Required work → The records that follow must be reproduced in full, exactly as written.

Given information →

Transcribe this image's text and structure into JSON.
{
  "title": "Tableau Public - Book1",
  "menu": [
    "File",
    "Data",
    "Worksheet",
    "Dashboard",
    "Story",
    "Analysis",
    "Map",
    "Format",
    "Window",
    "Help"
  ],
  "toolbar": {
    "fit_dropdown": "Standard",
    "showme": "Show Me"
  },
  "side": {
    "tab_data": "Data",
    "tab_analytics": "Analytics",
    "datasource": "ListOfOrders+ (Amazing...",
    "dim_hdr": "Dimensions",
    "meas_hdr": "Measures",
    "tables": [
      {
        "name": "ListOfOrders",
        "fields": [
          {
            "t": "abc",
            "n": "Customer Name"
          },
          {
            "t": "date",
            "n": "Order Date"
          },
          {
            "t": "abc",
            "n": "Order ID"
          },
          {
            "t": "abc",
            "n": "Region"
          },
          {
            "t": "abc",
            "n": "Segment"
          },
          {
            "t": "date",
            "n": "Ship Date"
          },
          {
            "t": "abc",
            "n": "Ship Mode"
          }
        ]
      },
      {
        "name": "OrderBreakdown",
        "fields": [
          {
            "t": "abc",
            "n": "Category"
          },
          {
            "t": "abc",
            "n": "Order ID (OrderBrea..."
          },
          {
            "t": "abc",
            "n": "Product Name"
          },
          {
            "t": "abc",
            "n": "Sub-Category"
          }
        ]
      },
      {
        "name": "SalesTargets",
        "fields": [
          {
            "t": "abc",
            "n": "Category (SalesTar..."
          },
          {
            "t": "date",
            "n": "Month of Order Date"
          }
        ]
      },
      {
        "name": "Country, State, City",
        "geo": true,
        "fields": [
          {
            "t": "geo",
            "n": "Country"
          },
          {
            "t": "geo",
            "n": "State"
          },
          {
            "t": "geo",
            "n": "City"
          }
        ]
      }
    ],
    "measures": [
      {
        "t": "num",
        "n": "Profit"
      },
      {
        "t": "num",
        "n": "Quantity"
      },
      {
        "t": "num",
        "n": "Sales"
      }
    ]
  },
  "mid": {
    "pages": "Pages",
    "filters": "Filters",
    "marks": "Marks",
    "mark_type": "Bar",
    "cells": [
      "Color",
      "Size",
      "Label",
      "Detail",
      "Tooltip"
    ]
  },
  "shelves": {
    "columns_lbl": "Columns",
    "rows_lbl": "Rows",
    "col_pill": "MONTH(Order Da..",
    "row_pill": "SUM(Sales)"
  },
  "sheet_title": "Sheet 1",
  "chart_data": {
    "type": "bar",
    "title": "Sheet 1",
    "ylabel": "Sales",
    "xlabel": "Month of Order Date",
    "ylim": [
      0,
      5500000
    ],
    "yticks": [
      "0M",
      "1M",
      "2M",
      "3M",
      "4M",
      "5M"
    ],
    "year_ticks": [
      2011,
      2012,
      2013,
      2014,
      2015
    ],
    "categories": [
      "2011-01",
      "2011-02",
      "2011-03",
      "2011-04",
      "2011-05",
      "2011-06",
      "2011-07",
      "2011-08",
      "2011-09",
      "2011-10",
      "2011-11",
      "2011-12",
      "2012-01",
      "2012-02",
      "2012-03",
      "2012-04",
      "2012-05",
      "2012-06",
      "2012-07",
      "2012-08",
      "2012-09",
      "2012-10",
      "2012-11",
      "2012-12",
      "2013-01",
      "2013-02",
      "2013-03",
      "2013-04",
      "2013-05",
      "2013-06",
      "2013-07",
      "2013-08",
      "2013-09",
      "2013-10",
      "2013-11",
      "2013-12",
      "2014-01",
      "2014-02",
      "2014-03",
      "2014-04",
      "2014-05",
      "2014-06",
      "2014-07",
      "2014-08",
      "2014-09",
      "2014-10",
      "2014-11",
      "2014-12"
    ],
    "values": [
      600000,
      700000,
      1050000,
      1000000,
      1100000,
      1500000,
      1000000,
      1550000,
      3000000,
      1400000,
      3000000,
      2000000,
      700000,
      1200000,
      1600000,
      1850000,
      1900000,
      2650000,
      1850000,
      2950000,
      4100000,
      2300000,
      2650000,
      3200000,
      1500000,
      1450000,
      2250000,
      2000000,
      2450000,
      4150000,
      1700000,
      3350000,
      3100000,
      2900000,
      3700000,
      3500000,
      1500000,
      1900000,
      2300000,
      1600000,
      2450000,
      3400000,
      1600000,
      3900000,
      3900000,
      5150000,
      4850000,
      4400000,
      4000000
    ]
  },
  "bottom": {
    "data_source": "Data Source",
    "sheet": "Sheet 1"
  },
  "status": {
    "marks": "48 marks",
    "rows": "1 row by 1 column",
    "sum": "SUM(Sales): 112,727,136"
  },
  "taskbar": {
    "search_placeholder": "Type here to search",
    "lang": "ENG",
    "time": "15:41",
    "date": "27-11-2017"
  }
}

Solved exercise →
Transcribe this image's text and structure into JSON.
{
  "title": "Tableau Public - Book1",
  "menu": [
    "File",
    "Data",
    "Worksheet",
    "Dashboard",
    "Story",
    "Analysis",
    "Map",
    "Format",
    "Window",
    "Help"
  ],
  "toolbar": {
    "fit_dropdown": "Standard",
    "showme": "Show Me"
  },
  "side": {
    "tab_data": "Data",
    "tab_analytics": "Analytics",
    "datasource": "ListOfOrders+ (Amazing...",
    "dim_hdr": "Dimensions",
    "meas_hdr": "Measures",
    "tables": [
      {
        "name": "ListOfOrders",
        "fields": [
          {
            "t": "abc",
            "n": "Customer Name"
          },
          {
            "t": "date",
            "n": "Order Date"
          },
          {
            "t": "abc",
            "n": "Order ID"
          },
          {
            "t": "abc",
            "n": "Region"
          },
          {
            "t": "abc",
            "n": "Segment"
          },
          {
            "t": "date",
            "n": "Ship Date"
          },
          {
            "t": "abc",
            "n": "Ship Mode"
          }
        ]
      },
      {
        "name": "OrderBreakdown",
        "fields": [
          {
            "t": "abc",
            "n": "Category"
          },
          {
            "t": "abc",
            "n": "Order ID (OrderBrea..."
          },
          {
            "t": "abc",
            "n": "Product Name"
          },
          {
            "t": "abc",
            "n": "Sub-Category"
          }
        ]
      },
      {
        "name": "SalesTargets",
        "fields": [
          {
            "t": "abc",
            "n": "Category (SalesTar..."
          },
          {
            "t": "date",
            "n": "Month of Order Date"
          }
        ]
      },
      {
        "name": "Country, State, City",
        "geo": true,
        "fields": [
          {
            "t": "geo",
            "n": "Country"
          },
          {
            "t": "geo",
            "n": "State"
          },
          {
            "t": "geo",
            "n": "City"
          }
        ]
      }
    ],
    "measures": [
      {
        "t": "num",
        "n": "Profit"
      },
      {
        "t": "num",
        "n": "Quantity"
      },
      {
        "t": "num",
        "n": "Sales"
      }
    ]
  },
  "mid": {
    "pages": "Pages",
    "filters": "Filters",
    "marks": "Marks",
    "mark_type": "Bar",
    "cells": [
      "Color",
      "Size",
      "Label",
      "Detail",
      "Tooltip"
    ]
  },
  "shelves": {
    "columns_lbl": "Columns",
    "rows_lbl": "Rows",
    "col_pill": "MONTH(Order Da..",
    "row_pill": "SUM(Sales)"
  },
  "sheet_title": "Sheet 1",
  "chart_data": {
    "type": "bar",
    "title": "Sheet 1",
    "ylabel": "Sales",
    "xlabel": "Month of Order Date",
    "ylim": [
      0,
      5500000
    ],
    "yticks": [
      "0M",
      "1M",
      "2M",
      "3M",
      "4M",
      "5M"
    ],
    "year_ticks": [
      2011,
      2012,
      2013,
      2014,
      2015
    ],
    "categories": [
      "2011-01",
      "2011-02",
      "2011-03",
      "2011-04",
      "2011-05",
      "2011-06",
      "2011-07",
      "2011-08",
      "2011-09",
      "2011-10",
      "2011-11",
      "2011-12",
      "2012-01",
      "2012-02",
      "2012-03",
      "2012-04",
      "2012-05",
      "2012-06",
      "2012-07",
      "2012-08",
      "2012-09",
      "2012-10",
      "2012-11",
      "2012-12",
      "2013-01",
      "2013-02",
      "2013-03",
      "2013-04",
      "2013-05",
      "2013-06",
      "2013-07",
      "2013-08",
      "2013-09",
      "2013-10",
      "2013-11",
      "2013-12",
      "2014-01",
      "2014-02",
      "2014-03",
      "2014-04",
      "2014-05",
      "2014-06",
      "2014-07",
      "2014-08",
      "2014-09",
      "2014-10",
      "2014-11",
      "2014-12"
    ],
    "values": [
      600000,
      700000,
      1050000,
      1000000,
      1100000,
      1500000,
      1000000,
      1550000,
      3000000,
      1400000,
      3000000,
      2000000,
      700000,
      1200000,
      1600000,
      1850000,
      1900000,
      2650000,
      1850000,
      2950000,
      4100000,
      2300000,
      2650000,
      3200000,
      1500000,
      1450000,
      2250000,
      2000000,
      2450000,
      4150000,
      1700000,
      3350000,
      3100000,
      2900000,
      3700000,
      3500000,
      1500000,
      1900000,
      2300000,
      1600000,
      2450000,
      3400000,
      1600000,
      3900000,
      3900000,
      5150000,
      4850000,
      4400000,
      4000000
    ]
  },
  "bottom": {
    "data_source": "Data Source",
    "sheet": "Sheet 1"
  },
  "status": {
    "marks": "48 marks",
    "rows": "1 row by 1 column",
    "sum": "SUM(Sales): 112,727,136"
  },
  "taskbar": {
    "search_placeholder": "Type here to search",
    "lang": "ENG",
    "time": "15:41",
    "date": "27-11-2017"
  }
}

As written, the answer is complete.